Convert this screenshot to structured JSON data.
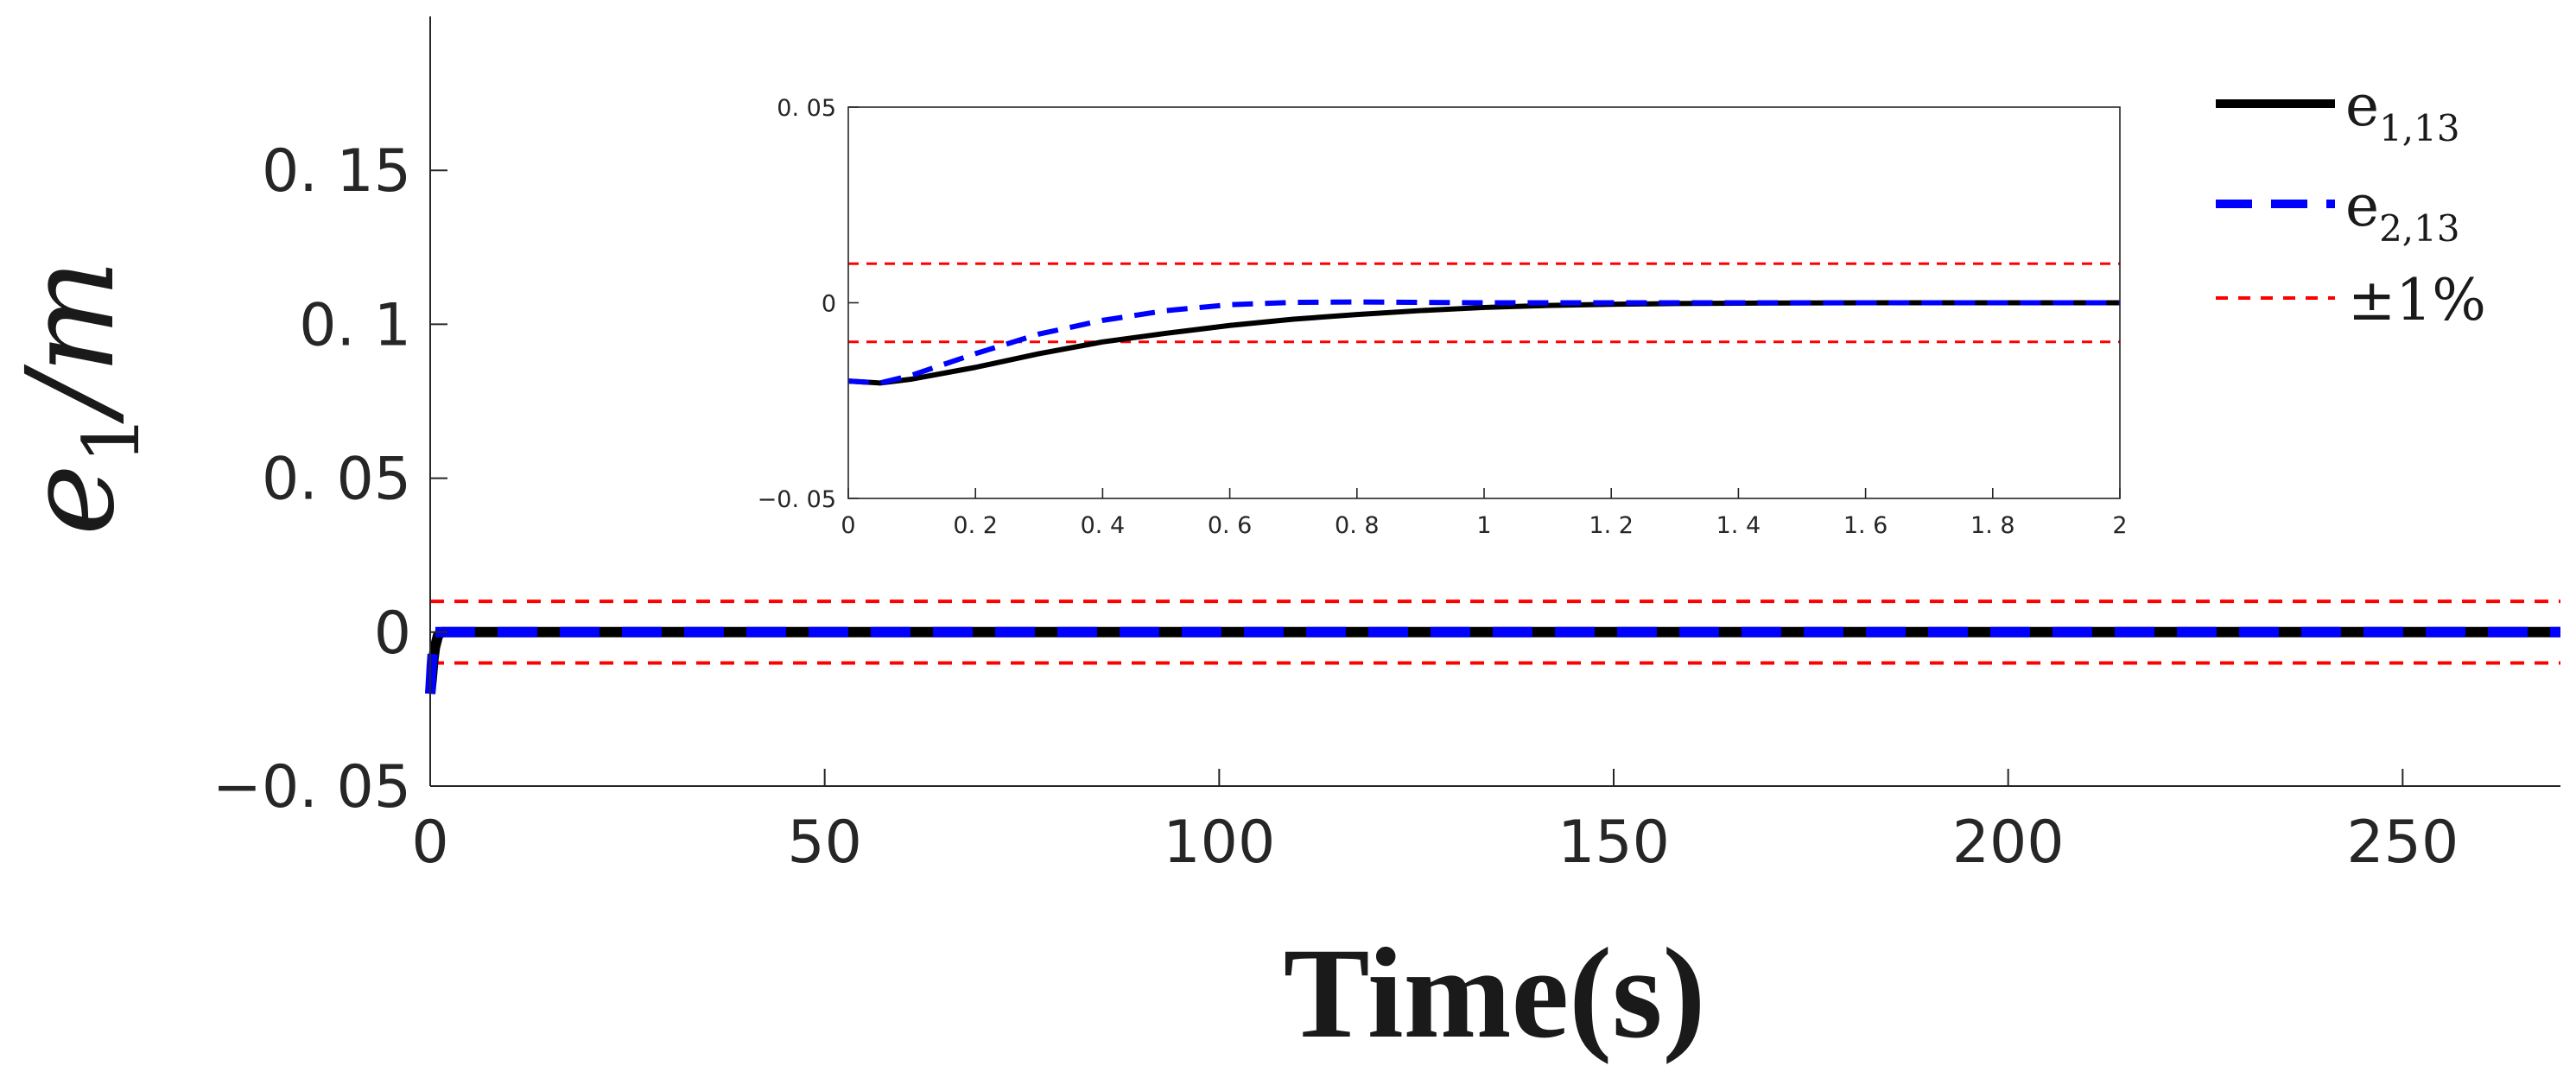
{
  "chart_data": {
    "type": "line",
    "xlabel": "Time(s)",
    "ylabel": {
      "base": "e",
      "sub": "1",
      "unit": "/m"
    },
    "colors": {
      "e1": "#000000",
      "e2": "#0000ff",
      "bound": "#ff0000"
    },
    "main": {
      "xlim": [
        0,
        270
      ],
      "ylim": [
        -0.05,
        0.2
      ],
      "xticks": [
        0,
        50,
        100,
        150,
        200,
        250
      ],
      "xticklabels": [
        "0",
        "50",
        "100",
        "150",
        "200",
        "250"
      ],
      "yticks": [
        -0.05,
        0,
        0.05,
        0.1,
        0.15
      ],
      "yticklabels": [
        "−0. 05",
        "0",
        "0. 05",
        "0. 1",
        "0. 15"
      ],
      "bounds": [
        0.01,
        -0.01
      ],
      "series": [
        {
          "name": "e1,13",
          "x": [
            0,
            0.2,
            0.4,
            0.6,
            1,
            1.5,
            2,
            3,
            270
          ],
          "values": [
            -0.02,
            -0.015,
            -0.009,
            -0.005,
            -0.001,
            0,
            0,
            0,
            0
          ]
        },
        {
          "name": "e2,13",
          "x": [
            0,
            0.2,
            0.4,
            0.6,
            1,
            1.5,
            2,
            3,
            270
          ],
          "values": [
            -0.02,
            -0.011,
            -0.004,
            0,
            0,
            0,
            0,
            0,
            0
          ]
        }
      ]
    },
    "inset": {
      "xlim": [
        0,
        2
      ],
      "ylim": [
        -0.05,
        0.05
      ],
      "xticks": [
        0,
        0.2,
        0.4,
        0.6,
        0.8,
        1,
        1.2,
        1.4,
        1.6,
        1.8,
        2
      ],
      "xticklabels": [
        "0",
        "0. 2",
        "0. 4",
        "0. 6",
        "0. 8",
        "1",
        "1. 2",
        "1. 4",
        "1. 6",
        "1. 8",
        "2"
      ],
      "yticks": [
        -0.05,
        0,
        0.05
      ],
      "yticklabels": [
        "−0. 05",
        "0",
        "0. 05"
      ],
      "bounds": [
        0.01,
        -0.01
      ],
      "series": [
        {
          "name": "e1,13",
          "x": [
            0,
            0.05,
            0.1,
            0.2,
            0.3,
            0.4,
            0.5,
            0.6,
            0.7,
            0.8,
            0.9,
            1.0,
            1.1,
            1.2,
            1.3,
            1.4,
            1.6,
            1.8,
            2.0
          ],
          "values": [
            -0.02,
            -0.0205,
            -0.0195,
            -0.0165,
            -0.013,
            -0.01,
            -0.0078,
            -0.0058,
            -0.0042,
            -0.003,
            -0.002,
            -0.0012,
            -0.0007,
            -0.0004,
            -0.0002,
            -0.0001,
            0,
            0,
            0
          ]
        },
        {
          "name": "e2,13",
          "x": [
            0,
            0.05,
            0.1,
            0.2,
            0.3,
            0.4,
            0.5,
            0.6,
            0.7,
            0.8,
            0.9,
            1.0,
            1.2,
            1.4,
            1.6,
            1.8,
            2.0
          ],
          "values": [
            -0.02,
            -0.0205,
            -0.0185,
            -0.013,
            -0.008,
            -0.0045,
            -0.002,
            -0.0005,
            0.0001,
            0.0002,
            0.0001,
            0,
            0,
            0,
            0,
            0,
            0
          ]
        }
      ]
    },
    "legend": {
      "location": "top-right",
      "entries": [
        {
          "base": "e",
          "sub": "1,13",
          "style": "solid"
        },
        {
          "base": "e",
          "sub": "2,13",
          "style": "dashed"
        },
        {
          "label": "±1%",
          "style": "dotted"
        }
      ]
    }
  }
}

------

Pictures in the records above are left out; print everything else exactly as written.

Task output ▸
Convert this screenshot to structured JSON data.
{
  "chart_data": {
    "type": "line",
    "xlabel": "Time(s)",
    "ylabel": {
      "base": "e",
      "sub": "1",
      "unit": "/m"
    },
    "colors": {
      "e1": "#000000",
      "e2": "#0000ff",
      "bound": "#ff0000"
    },
    "main": {
      "xlim": [
        0,
        270
      ],
      "ylim": [
        -0.05,
        0.2
      ],
      "xticks": [
        0,
        50,
        100,
        150,
        200,
        250
      ],
      "xticklabels": [
        "0",
        "50",
        "100",
        "150",
        "200",
        "250"
      ],
      "yticks": [
        -0.05,
        0,
        0.05,
        0.1,
        0.15
      ],
      "yticklabels": [
        "−0. 05",
        "0",
        "0. 05",
        "0. 1",
        "0. 15"
      ],
      "bounds": [
        0.01,
        -0.01
      ],
      "series": [
        {
          "name": "e1,13",
          "x": [
            0,
            0.2,
            0.4,
            0.6,
            1,
            1.5,
            2,
            3,
            270
          ],
          "values": [
            -0.02,
            -0.015,
            -0.009,
            -0.005,
            -0.001,
            0,
            0,
            0,
            0
          ]
        },
        {
          "name": "e2,13",
          "x": [
            0,
            0.2,
            0.4,
            0.6,
            1,
            1.5,
            2,
            3,
            270
          ],
          "values": [
            -0.02,
            -0.011,
            -0.004,
            0,
            0,
            0,
            0,
            0,
            0
          ]
        }
      ]
    },
    "inset": {
      "xlim": [
        0,
        2
      ],
      "ylim": [
        -0.05,
        0.05
      ],
      "xticks": [
        0,
        0.2,
        0.4,
        0.6,
        0.8,
        1,
        1.2,
        1.4,
        1.6,
        1.8,
        2
      ],
      "xticklabels": [
        "0",
        "0. 2",
        "0. 4",
        "0. 6",
        "0. 8",
        "1",
        "1. 2",
        "1. 4",
        "1. 6",
        "1. 8",
        "2"
      ],
      "yticks": [
        -0.05,
        0,
        0.05
      ],
      "yticklabels": [
        "−0. 05",
        "0",
        "0. 05"
      ],
      "bounds": [
        0.01,
        -0.01
      ],
      "series": [
        {
          "name": "e1,13",
          "x": [
            0,
            0.05,
            0.1,
            0.2,
            0.3,
            0.4,
            0.5,
            0.6,
            0.7,
            0.8,
            0.9,
            1.0,
            1.1,
            1.2,
            1.3,
            1.4,
            1.6,
            1.8,
            2.0
          ],
          "values": [
            -0.02,
            -0.0205,
            -0.0195,
            -0.0165,
            -0.013,
            -0.01,
            -0.0078,
            -0.0058,
            -0.0042,
            -0.003,
            -0.002,
            -0.0012,
            -0.0007,
            -0.0004,
            -0.0002,
            -0.0001,
            0,
            0,
            0
          ]
        },
        {
          "name": "e2,13",
          "x": [
            0,
            0.05,
            0.1,
            0.2,
            0.3,
            0.4,
            0.5,
            0.6,
            0.7,
            0.8,
            0.9,
            1.0,
            1.2,
            1.4,
            1.6,
            1.8,
            2.0
          ],
          "values": [
            -0.02,
            -0.0205,
            -0.0185,
            -0.013,
            -0.008,
            -0.0045,
            -0.002,
            -0.0005,
            0.0001,
            0.0002,
            0.0001,
            0,
            0,
            0,
            0,
            0,
            0
          ]
        }
      ]
    },
    "legend": {
      "location": "top-right",
      "entries": [
        {
          "base": "e",
          "sub": "1,13",
          "style": "solid"
        },
        {
          "base": "e",
          "sub": "2,13",
          "style": "dashed"
        },
        {
          "label": "±1%",
          "style": "dotted"
        }
      ]
    }
  }
}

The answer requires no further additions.